╭──

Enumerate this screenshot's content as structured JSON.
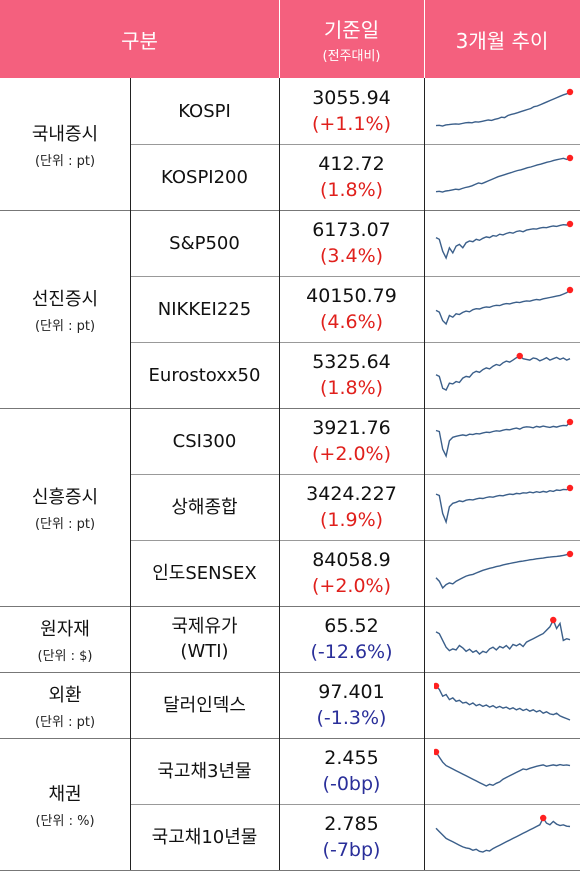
{
  "header": {
    "category": "구분",
    "base_date": "기준일",
    "base_date_sub": "(전주대비)",
    "trend": "3개월 추이"
  },
  "colors": {
    "header_bg": "#f4607e",
    "positive": "#e0201c",
    "negative": "#2a2f9a",
    "spark_line": "#3b5f8a",
    "spark_marker": "#ff2020"
  },
  "groups": [
    {
      "title": "국내증시",
      "unit": "(단위 : pt)",
      "rows": [
        {
          "name": "KOSPI",
          "value": "3055.94",
          "change": "(+1.1%)",
          "sign": "pos",
          "spark": [
            4,
            5,
            3,
            6,
            7,
            8,
            9,
            8,
            10,
            12,
            13,
            12,
            15,
            14,
            16,
            18,
            20,
            19,
            22,
            24,
            28,
            27,
            33,
            36,
            38,
            41,
            44,
            47,
            50,
            53,
            58,
            60,
            64,
            68,
            72,
            76,
            80,
            84,
            88,
            92,
            95,
            100
          ],
          "marker": "last"
        },
        {
          "name": "KOSPI200",
          "value": "412.72",
          "change": "(1.8%)",
          "sign": "pos",
          "spark": [
            3,
            4,
            2,
            5,
            6,
            8,
            10,
            9,
            12,
            15,
            17,
            20,
            24,
            28,
            26,
            30,
            34,
            38,
            42,
            46,
            49,
            52,
            55,
            58,
            61,
            64,
            66,
            69,
            72,
            74,
            77,
            80,
            82,
            85,
            88,
            90,
            93,
            95,
            97,
            99,
            96,
            100
          ],
          "marker": "last"
        }
      ]
    },
    {
      "title": "선진증시",
      "unit": "(단위 : pt)",
      "rows": [
        {
          "name": "S&P500",
          "value": "6173.07",
          "change": "(3.4%)",
          "sign": "pos",
          "spark": [
            60,
            55,
            20,
            0,
            30,
            15,
            35,
            40,
            30,
            45,
            50,
            48,
            55,
            52,
            58,
            62,
            60,
            66,
            64,
            70,
            68,
            72,
            75,
            73,
            78,
            80,
            77,
            82,
            84,
            86,
            85,
            88,
            90,
            89,
            92,
            94,
            93,
            96,
            98,
            97,
            100
          ],
          "marker": "last"
        },
        {
          "name": "NIKKEI225",
          "value": "40150.79",
          "change": "(4.6%)",
          "sign": "pos",
          "spark": [
            40,
            35,
            10,
            0,
            25,
            20,
            30,
            28,
            34,
            38,
            36,
            42,
            45,
            44,
            48,
            50,
            49,
            53,
            55,
            54,
            58,
            60,
            59,
            62,
            64,
            63,
            66,
            68,
            67,
            70,
            72,
            71,
            74,
            76,
            78,
            80,
            82,
            84,
            88,
            92,
            100
          ],
          "marker": "last"
        },
        {
          "name": "Eurostoxx50",
          "value": "5325.64",
          "change": "(1.8%)",
          "sign": "pos",
          "spark": [
            45,
            40,
            5,
            0,
            20,
            18,
            25,
            22,
            35,
            40,
            38,
            50,
            55,
            52,
            60,
            65,
            62,
            70,
            75,
            72,
            80,
            85,
            82,
            88,
            95,
            100,
            92,
            90,
            88,
            94,
            92,
            86,
            90,
            95,
            88,
            92,
            96,
            90,
            94,
            88,
            92
          ],
          "marker": "max"
        }
      ]
    },
    {
      "title": "신흥증시",
      "unit": "(단위 : pt)",
      "rows": [
        {
          "name": "CSI300",
          "value": "3921.76",
          "change": "(+2.0%)",
          "sign": "pos",
          "spark": [
            75,
            72,
            20,
            0,
            45,
            55,
            58,
            60,
            62,
            60,
            64,
            63,
            66,
            65,
            68,
            70,
            69,
            72,
            74,
            73,
            76,
            78,
            77,
            80,
            82,
            79,
            84,
            86,
            85,
            83,
            87,
            85,
            88,
            86,
            84,
            87,
            85,
            88,
            90,
            89,
            100
          ],
          "marker": "last"
        },
        {
          "name": "상해종합",
          "value": "3424.227",
          "change": "(1.9%)",
          "sign": "pos",
          "spark": [
            82,
            78,
            25,
            0,
            45,
            55,
            58,
            62,
            60,
            64,
            66,
            65,
            68,
            70,
            69,
            72,
            74,
            73,
            76,
            78,
            77,
            80,
            82,
            81,
            84,
            83,
            86,
            85,
            88,
            86,
            89,
            87,
            90,
            88,
            92,
            90,
            94,
            93,
            96,
            95,
            100
          ],
          "marker": "last"
        },
        {
          "name": "인도SENSEX",
          "value": "84058.9",
          "change": "(+2.0%)",
          "sign": "pos",
          "spark": [
            30,
            20,
            0,
            10,
            15,
            12,
            20,
            25,
            30,
            35,
            38,
            40,
            44,
            48,
            52,
            55,
            58,
            60,
            63,
            65,
            68,
            70,
            72,
            74,
            76,
            78,
            79,
            81,
            83,
            84,
            86,
            87,
            88,
            90,
            91,
            92,
            93,
            94,
            96,
            98,
            100
          ],
          "marker": "last"
        }
      ]
    },
    {
      "title": "원자재",
      "unit": "(단위 : $)",
      "rows": [
        {
          "name": "국제유가\n(WTI)",
          "value": "65.52",
          "change": "(-12.6%)",
          "sign": "neg",
          "spark": [
            65,
            60,
            40,
            20,
            10,
            15,
            12,
            25,
            18,
            8,
            14,
            5,
            10,
            0,
            8,
            4,
            15,
            20,
            12,
            22,
            18,
            25,
            15,
            28,
            24,
            30,
            22,
            35,
            40,
            45,
            50,
            55,
            60,
            70,
            80,
            100,
            75,
            90,
            40,
            45,
            42
          ],
          "marker": "max"
        }
      ]
    },
    {
      "title": "외환",
      "unit": "(단위 : pt)",
      "rows": [
        {
          "name": "달러인덱스",
          "value": "97.401",
          "change": "(-1.3%)",
          "sign": "neg",
          "spark": [
            100,
            90,
            70,
            75,
            60,
            65,
            55,
            58,
            50,
            52,
            45,
            50,
            42,
            46,
            40,
            44,
            38,
            42,
            36,
            40,
            35,
            38,
            32,
            36,
            30,
            34,
            28,
            32,
            26,
            30,
            24,
            28,
            20,
            24,
            18,
            16,
            20,
            12,
            8,
            4,
            0
          ],
          "marker": "first"
        }
      ]
    },
    {
      "title": "채권",
      "unit": "(단위 : %)",
      "rows": [
        {
          "name": "국고채3년물",
          "value": "2.455",
          "change": "(-0bp)",
          "sign": "neg",
          "spark": [
            100,
            85,
            70,
            60,
            55,
            50,
            45,
            40,
            35,
            30,
            25,
            20,
            15,
            10,
            5,
            0,
            5,
            2,
            8,
            12,
            20,
            25,
            30,
            35,
            40,
            45,
            50,
            48,
            52,
            55,
            58,
            60,
            62,
            58,
            60,
            62,
            60,
            63,
            61,
            62,
            60
          ],
          "marker": "first"
        },
        {
          "name": "국고채10년물",
          "value": "2.785",
          "change": "(-7bp)",
          "sign": "neg",
          "spark": [
            70,
            60,
            50,
            40,
            35,
            30,
            25,
            20,
            15,
            12,
            10,
            5,
            8,
            2,
            0,
            5,
            3,
            10,
            15,
            20,
            25,
            30,
            35,
            40,
            45,
            50,
            55,
            60,
            65,
            70,
            75,
            80,
            100,
            85,
            80,
            90,
            82,
            78,
            80,
            76,
            75
          ],
          "marker": "max"
        }
      ]
    }
  ]
}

╰──

Retype the whole listing, keeping every line identical and omitting all pictures.

Enumerate this screenshot's content as structured JSON.
{
  "header": {
    "category": "구분",
    "base_date": "기준일",
    "base_date_sub": "(전주대비)",
    "trend": "3개월 추이"
  },
  "colors": {
    "header_bg": "#f4607e",
    "positive": "#e0201c",
    "negative": "#2a2f9a",
    "spark_line": "#3b5f8a",
    "spark_marker": "#ff2020"
  },
  "groups": [
    {
      "title": "국내증시",
      "unit": "(단위 : pt)",
      "rows": [
        {
          "name": "KOSPI",
          "value": "3055.94",
          "change": "(+1.1%)",
          "sign": "pos",
          "spark": [
            4,
            5,
            3,
            6,
            7,
            8,
            9,
            8,
            10,
            12,
            13,
            12,
            15,
            14,
            16,
            18,
            20,
            19,
            22,
            24,
            28,
            27,
            33,
            36,
            38,
            41,
            44,
            47,
            50,
            53,
            58,
            60,
            64,
            68,
            72,
            76,
            80,
            84,
            88,
            92,
            95,
            100
          ],
          "marker": "last"
        },
        {
          "name": "KOSPI200",
          "value": "412.72",
          "change": "(1.8%)",
          "sign": "pos",
          "spark": [
            3,
            4,
            2,
            5,
            6,
            8,
            10,
            9,
            12,
            15,
            17,
            20,
            24,
            28,
            26,
            30,
            34,
            38,
            42,
            46,
            49,
            52,
            55,
            58,
            61,
            64,
            66,
            69,
            72,
            74,
            77,
            80,
            82,
            85,
            88,
            90,
            93,
            95,
            97,
            99,
            96,
            100
          ],
          "marker": "last"
        }
      ]
    },
    {
      "title": "선진증시",
      "unit": "(단위 : pt)",
      "rows": [
        {
          "name": "S&P500",
          "value": "6173.07",
          "change": "(3.4%)",
          "sign": "pos",
          "spark": [
            60,
            55,
            20,
            0,
            30,
            15,
            35,
            40,
            30,
            45,
            50,
            48,
            55,
            52,
            58,
            62,
            60,
            66,
            64,
            70,
            68,
            72,
            75,
            73,
            78,
            80,
            77,
            82,
            84,
            86,
            85,
            88,
            90,
            89,
            92,
            94,
            93,
            96,
            98,
            97,
            100
          ],
          "marker": "last"
        },
        {
          "name": "NIKKEI225",
          "value": "40150.79",
          "change": "(4.6%)",
          "sign": "pos",
          "spark": [
            40,
            35,
            10,
            0,
            25,
            20,
            30,
            28,
            34,
            38,
            36,
            42,
            45,
            44,
            48,
            50,
            49,
            53,
            55,
            54,
            58,
            60,
            59,
            62,
            64,
            63,
            66,
            68,
            67,
            70,
            72,
            71,
            74,
            76,
            78,
            80,
            82,
            84,
            88,
            92,
            100
          ],
          "marker": "last"
        },
        {
          "name": "Eurostoxx50",
          "value": "5325.64",
          "change": "(1.8%)",
          "sign": "pos",
          "spark": [
            45,
            40,
            5,
            0,
            20,
            18,
            25,
            22,
            35,
            40,
            38,
            50,
            55,
            52,
            60,
            65,
            62,
            70,
            75,
            72,
            80,
            85,
            82,
            88,
            95,
            100,
            92,
            90,
            88,
            94,
            92,
            86,
            90,
            95,
            88,
            92,
            96,
            90,
            94,
            88,
            92
          ],
          "marker": "max"
        }
      ]
    },
    {
      "title": "신흥증시",
      "unit": "(단위 : pt)",
      "rows": [
        {
          "name": "CSI300",
          "value": "3921.76",
          "change": "(+2.0%)",
          "sign": "pos",
          "spark": [
            75,
            72,
            20,
            0,
            45,
            55,
            58,
            60,
            62,
            60,
            64,
            63,
            66,
            65,
            68,
            70,
            69,
            72,
            74,
            73,
            76,
            78,
            77,
            80,
            82,
            79,
            84,
            86,
            85,
            83,
            87,
            85,
            88,
            86,
            84,
            87,
            85,
            88,
            90,
            89,
            100
          ],
          "marker": "last"
        },
        {
          "name": "상해종합",
          "value": "3424.227",
          "change": "(1.9%)",
          "sign": "pos",
          "spark": [
            82,
            78,
            25,
            0,
            45,
            55,
            58,
            62,
            60,
            64,
            66,
            65,
            68,
            70,
            69,
            72,
            74,
            73,
            76,
            78,
            77,
            80,
            82,
            81,
            84,
            83,
            86,
            85,
            88,
            86,
            89,
            87,
            90,
            88,
            92,
            90,
            94,
            93,
            96,
            95,
            100
          ],
          "marker": "last"
        },
        {
          "name": "인도SENSEX",
          "value": "84058.9",
          "change": "(+2.0%)",
          "sign": "pos",
          "spark": [
            30,
            20,
            0,
            10,
            15,
            12,
            20,
            25,
            30,
            35,
            38,
            40,
            44,
            48,
            52,
            55,
            58,
            60,
            63,
            65,
            68,
            70,
            72,
            74,
            76,
            78,
            79,
            81,
            83,
            84,
            86,
            87,
            88,
            90,
            91,
            92,
            93,
            94,
            96,
            98,
            100
          ],
          "marker": "last"
        }
      ]
    },
    {
      "title": "원자재",
      "unit": "(단위 : $)",
      "rows": [
        {
          "name": "국제유가\n(WTI)",
          "value": "65.52",
          "change": "(-12.6%)",
          "sign": "neg",
          "spark": [
            65,
            60,
            40,
            20,
            10,
            15,
            12,
            25,
            18,
            8,
            14,
            5,
            10,
            0,
            8,
            4,
            15,
            20,
            12,
            22,
            18,
            25,
            15,
            28,
            24,
            30,
            22,
            35,
            40,
            45,
            50,
            55,
            60,
            70,
            80,
            100,
            75,
            90,
            40,
            45,
            42
          ],
          "marker": "max"
        }
      ]
    },
    {
      "title": "외환",
      "unit": "(단위 : pt)",
      "rows": [
        {
          "name": "달러인덱스",
          "value": "97.401",
          "change": "(-1.3%)",
          "sign": "neg",
          "spark": [
            100,
            90,
            70,
            75,
            60,
            65,
            55,
            58,
            50,
            52,
            45,
            50,
            42,
            46,
            40,
            44,
            38,
            42,
            36,
            40,
            35,
            38,
            32,
            36,
            30,
            34,
            28,
            32,
            26,
            30,
            24,
            28,
            20,
            24,
            18,
            16,
            20,
            12,
            8,
            4,
            0
          ],
          "marker": "first"
        }
      ]
    },
    {
      "title": "채권",
      "unit": "(단위 : %)",
      "rows": [
        {
          "name": "국고채3년물",
          "value": "2.455",
          "change": "(-0bp)",
          "sign": "neg",
          "spark": [
            100,
            85,
            70,
            60,
            55,
            50,
            45,
            40,
            35,
            30,
            25,
            20,
            15,
            10,
            5,
            0,
            5,
            2,
            8,
            12,
            20,
            25,
            30,
            35,
            40,
            45,
            50,
            48,
            52,
            55,
            58,
            60,
            62,
            58,
            60,
            62,
            60,
            63,
            61,
            62,
            60
          ],
          "marker": "first"
        },
        {
          "name": "국고채10년물",
          "value": "2.785",
          "change": "(-7bp)",
          "sign": "neg",
          "spark": [
            70,
            60,
            50,
            40,
            35,
            30,
            25,
            20,
            15,
            12,
            10,
            5,
            8,
            2,
            0,
            5,
            3,
            10,
            15,
            20,
            25,
            30,
            35,
            40,
            45,
            50,
            55,
            60,
            65,
            70,
            75,
            80,
            100,
            85,
            80,
            90,
            82,
            78,
            80,
            76,
            75
          ],
          "marker": "max"
        }
      ]
    }
  ]
}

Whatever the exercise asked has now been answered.